| SHORT PROBLEM |
Repeat each line exactly as it is written.

#### RECORDS SHOWN

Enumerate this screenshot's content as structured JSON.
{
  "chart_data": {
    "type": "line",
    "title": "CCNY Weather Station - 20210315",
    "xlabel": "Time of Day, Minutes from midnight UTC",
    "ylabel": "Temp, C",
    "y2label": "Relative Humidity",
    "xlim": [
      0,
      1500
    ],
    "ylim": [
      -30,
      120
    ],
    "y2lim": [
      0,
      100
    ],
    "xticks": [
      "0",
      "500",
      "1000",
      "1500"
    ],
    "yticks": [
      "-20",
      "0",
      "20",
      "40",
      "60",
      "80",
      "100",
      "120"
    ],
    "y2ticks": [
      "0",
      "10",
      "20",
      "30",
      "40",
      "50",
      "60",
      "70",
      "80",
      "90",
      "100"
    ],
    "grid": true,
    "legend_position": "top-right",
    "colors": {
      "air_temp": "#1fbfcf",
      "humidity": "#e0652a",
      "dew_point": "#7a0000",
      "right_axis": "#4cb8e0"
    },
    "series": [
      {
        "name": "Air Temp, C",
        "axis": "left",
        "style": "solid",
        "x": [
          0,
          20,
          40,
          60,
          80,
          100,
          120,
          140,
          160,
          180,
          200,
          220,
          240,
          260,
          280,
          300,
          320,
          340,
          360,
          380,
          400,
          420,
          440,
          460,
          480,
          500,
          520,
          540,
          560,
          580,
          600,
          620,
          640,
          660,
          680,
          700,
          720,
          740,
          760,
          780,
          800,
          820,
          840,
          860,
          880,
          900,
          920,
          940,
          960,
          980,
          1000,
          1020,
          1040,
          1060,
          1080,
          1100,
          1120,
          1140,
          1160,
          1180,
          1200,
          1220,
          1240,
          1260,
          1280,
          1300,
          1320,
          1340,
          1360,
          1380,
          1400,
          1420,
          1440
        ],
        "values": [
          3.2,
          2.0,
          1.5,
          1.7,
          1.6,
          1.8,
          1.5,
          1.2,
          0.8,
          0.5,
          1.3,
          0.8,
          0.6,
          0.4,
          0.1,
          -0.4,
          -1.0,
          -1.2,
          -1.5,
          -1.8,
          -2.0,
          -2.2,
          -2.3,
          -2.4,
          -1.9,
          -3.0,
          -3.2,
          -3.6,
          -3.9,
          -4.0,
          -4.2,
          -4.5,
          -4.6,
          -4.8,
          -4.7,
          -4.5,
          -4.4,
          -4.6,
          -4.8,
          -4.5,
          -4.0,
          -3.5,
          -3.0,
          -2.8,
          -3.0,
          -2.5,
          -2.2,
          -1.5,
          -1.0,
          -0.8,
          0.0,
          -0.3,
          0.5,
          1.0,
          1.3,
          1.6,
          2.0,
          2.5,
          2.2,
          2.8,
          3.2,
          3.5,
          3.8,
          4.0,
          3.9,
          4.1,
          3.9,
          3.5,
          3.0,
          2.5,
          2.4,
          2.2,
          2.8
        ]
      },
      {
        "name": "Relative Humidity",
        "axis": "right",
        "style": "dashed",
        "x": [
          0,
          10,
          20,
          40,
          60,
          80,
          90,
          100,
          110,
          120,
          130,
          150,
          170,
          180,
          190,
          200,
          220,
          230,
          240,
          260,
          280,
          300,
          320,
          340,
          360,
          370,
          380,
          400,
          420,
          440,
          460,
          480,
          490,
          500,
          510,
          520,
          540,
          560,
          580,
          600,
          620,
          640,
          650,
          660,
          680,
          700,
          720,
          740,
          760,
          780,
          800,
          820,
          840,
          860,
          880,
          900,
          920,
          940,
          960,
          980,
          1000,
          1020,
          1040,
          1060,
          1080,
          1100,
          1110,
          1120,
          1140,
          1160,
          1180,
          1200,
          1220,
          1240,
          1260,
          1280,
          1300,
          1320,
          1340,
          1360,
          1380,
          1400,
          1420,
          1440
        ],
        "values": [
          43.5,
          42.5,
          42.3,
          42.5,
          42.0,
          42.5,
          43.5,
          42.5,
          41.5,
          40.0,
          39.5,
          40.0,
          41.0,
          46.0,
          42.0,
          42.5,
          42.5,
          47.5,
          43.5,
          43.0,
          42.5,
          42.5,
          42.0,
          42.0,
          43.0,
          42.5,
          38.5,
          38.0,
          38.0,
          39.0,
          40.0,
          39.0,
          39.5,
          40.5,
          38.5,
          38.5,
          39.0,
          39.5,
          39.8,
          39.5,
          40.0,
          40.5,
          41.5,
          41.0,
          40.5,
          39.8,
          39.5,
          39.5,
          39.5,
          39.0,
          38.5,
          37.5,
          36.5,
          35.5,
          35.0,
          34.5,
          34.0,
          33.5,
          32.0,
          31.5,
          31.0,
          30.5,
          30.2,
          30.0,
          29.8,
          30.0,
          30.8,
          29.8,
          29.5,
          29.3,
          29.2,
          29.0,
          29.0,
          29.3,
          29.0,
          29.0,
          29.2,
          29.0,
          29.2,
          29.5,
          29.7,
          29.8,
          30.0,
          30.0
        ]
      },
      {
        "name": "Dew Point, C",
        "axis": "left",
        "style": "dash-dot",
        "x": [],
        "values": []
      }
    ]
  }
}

########

| PROBLEM SOLUTION |
Enumerate this screenshot's content as structured JSON.
{
  "chart_data": {
    "type": "line",
    "title": "CCNY Weather Station - 20210315",
    "xlabel": "Time of Day, Minutes from midnight UTC",
    "ylabel": "Temp, C",
    "y2label": "Relative Humidity",
    "xlim": [
      0,
      1500
    ],
    "ylim": [
      -30,
      120
    ],
    "y2lim": [
      0,
      100
    ],
    "xticks": [
      "0",
      "500",
      "1000",
      "1500"
    ],
    "yticks": [
      "-20",
      "0",
      "20",
      "40",
      "60",
      "80",
      "100",
      "120"
    ],
    "y2ticks": [
      "0",
      "10",
      "20",
      "30",
      "40",
      "50",
      "60",
      "70",
      "80",
      "90",
      "100"
    ],
    "grid": true,
    "legend_position": "top-right",
    "colors": {
      "air_temp": "#1fbfcf",
      "humidity": "#e0652a",
      "dew_point": "#7a0000",
      "right_axis": "#4cb8e0"
    },
    "series": [
      {
        "name": "Air Temp, C",
        "axis": "left",
        "style": "solid",
        "x": [
          0,
          20,
          40,
          60,
          80,
          100,
          120,
          140,
          160,
          180,
          200,
          220,
          240,
          260,
          280,
          300,
          320,
          340,
          360,
          380,
          400,
          420,
          440,
          460,
          480,
          500,
          520,
          540,
          560,
          580,
          600,
          620,
          640,
          660,
          680,
          700,
          720,
          740,
          760,
          780,
          800,
          820,
          840,
          860,
          880,
          900,
          920,
          940,
          960,
          980,
          1000,
          1020,
          1040,
          1060,
          1080,
          1100,
          1120,
          1140,
          1160,
          1180,
          1200,
          1220,
          1240,
          1260,
          1280,
          1300,
          1320,
          1340,
          1360,
          1380,
          1400,
          1420,
          1440
        ],
        "values": [
          3.2,
          2.0,
          1.5,
          1.7,
          1.6,
          1.8,
          1.5,
          1.2,
          0.8,
          0.5,
          1.3,
          0.8,
          0.6,
          0.4,
          0.1,
          -0.4,
          -1.0,
          -1.2,
          -1.5,
          -1.8,
          -2.0,
          -2.2,
          -2.3,
          -2.4,
          -1.9,
          -3.0,
          -3.2,
          -3.6,
          -3.9,
          -4.0,
          -4.2,
          -4.5,
          -4.6,
          -4.8,
          -4.7,
          -4.5,
          -4.4,
          -4.6,
          -4.8,
          -4.5,
          -4.0,
          -3.5,
          -3.0,
          -2.8,
          -3.0,
          -2.5,
          -2.2,
          -1.5,
          -1.0,
          -0.8,
          0.0,
          -0.3,
          0.5,
          1.0,
          1.3,
          1.6,
          2.0,
          2.5,
          2.2,
          2.8,
          3.2,
          3.5,
          3.8,
          4.0,
          3.9,
          4.1,
          3.9,
          3.5,
          3.0,
          2.5,
          2.4,
          2.2,
          2.8
        ]
      },
      {
        "name": "Relative Humidity",
        "axis": "right",
        "style": "dashed",
        "x": [
          0,
          10,
          20,
          40,
          60,
          80,
          90,
          100,
          110,
          120,
          130,
          150,
          170,
          180,
          190,
          200,
          220,
          230,
          240,
          260,
          280,
          300,
          320,
          340,
          360,
          370,
          380,
          400,
          420,
          440,
          460,
          480,
          490,
          500,
          510,
          520,
          540,
          560,
          580,
          600,
          620,
          640,
          650,
          660,
          680,
          700,
          720,
          740,
          760,
          780,
          800,
          820,
          840,
          860,
          880,
          900,
          920,
          940,
          960,
          980,
          1000,
          1020,
          1040,
          1060,
          1080,
          1100,
          1110,
          1120,
          1140,
          1160,
          1180,
          1200,
          1220,
          1240,
          1260,
          1280,
          1300,
          1320,
          1340,
          1360,
          1380,
          1400,
          1420,
          1440
        ],
        "values": [
          43.5,
          42.5,
          42.3,
          42.5,
          42.0,
          42.5,
          43.5,
          42.5,
          41.5,
          40.0,
          39.5,
          40.0,
          41.0,
          46.0,
          42.0,
          42.5,
          42.5,
          47.5,
          43.5,
          43.0,
          42.5,
          42.5,
          42.0,
          42.0,
          43.0,
          42.5,
          38.5,
          38.0,
          38.0,
          39.0,
          40.0,
          39.0,
          39.5,
          40.5,
          38.5,
          38.5,
          39.0,
          39.5,
          39.8,
          39.5,
          40.0,
          40.5,
          41.5,
          41.0,
          40.5,
          39.8,
          39.5,
          39.5,
          39.5,
          39.0,
          38.5,
          37.5,
          36.5,
          35.5,
          35.0,
          34.5,
          34.0,
          33.5,
          32.0,
          31.5,
          31.0,
          30.5,
          30.2,
          30.0,
          29.8,
          30.0,
          30.8,
          29.8,
          29.5,
          29.3,
          29.2,
          29.0,
          29.0,
          29.3,
          29.0,
          29.0,
          29.2,
          29.0,
          29.2,
          29.5,
          29.7,
          29.8,
          30.0,
          30.0
        ]
      },
      {
        "name": "Dew Point, C",
        "axis": "left",
        "style": "dash-dot",
        "x": [],
        "values": []
      }
    ]
  }
}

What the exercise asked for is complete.